EXERCISE INSTRUCTIONS:
Each line that contains the string "name" counts once; report how many such lines appear in the data, as a number only.

(Records from a collection of figures)

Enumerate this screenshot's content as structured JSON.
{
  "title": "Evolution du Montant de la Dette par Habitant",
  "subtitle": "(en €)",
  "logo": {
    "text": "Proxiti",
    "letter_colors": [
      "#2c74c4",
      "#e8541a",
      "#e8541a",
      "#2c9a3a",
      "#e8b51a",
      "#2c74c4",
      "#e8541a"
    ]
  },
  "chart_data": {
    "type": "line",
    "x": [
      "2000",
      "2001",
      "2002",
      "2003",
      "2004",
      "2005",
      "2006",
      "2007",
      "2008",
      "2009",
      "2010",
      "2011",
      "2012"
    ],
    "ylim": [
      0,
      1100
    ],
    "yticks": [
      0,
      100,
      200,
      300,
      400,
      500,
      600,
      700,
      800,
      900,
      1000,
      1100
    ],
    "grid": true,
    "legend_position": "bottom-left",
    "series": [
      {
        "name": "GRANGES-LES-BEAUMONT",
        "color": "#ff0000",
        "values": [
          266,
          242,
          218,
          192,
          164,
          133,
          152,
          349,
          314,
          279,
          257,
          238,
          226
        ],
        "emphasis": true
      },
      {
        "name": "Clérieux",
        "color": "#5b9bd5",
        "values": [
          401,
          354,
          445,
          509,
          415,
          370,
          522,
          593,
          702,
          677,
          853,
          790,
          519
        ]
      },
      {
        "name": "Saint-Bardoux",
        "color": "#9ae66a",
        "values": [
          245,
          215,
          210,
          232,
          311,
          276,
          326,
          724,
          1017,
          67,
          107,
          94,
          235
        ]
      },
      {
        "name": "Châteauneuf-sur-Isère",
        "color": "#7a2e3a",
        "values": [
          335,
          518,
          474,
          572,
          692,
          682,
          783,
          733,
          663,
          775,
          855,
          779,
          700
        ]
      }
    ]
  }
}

SOLUTION TO THE EXERCISE:
4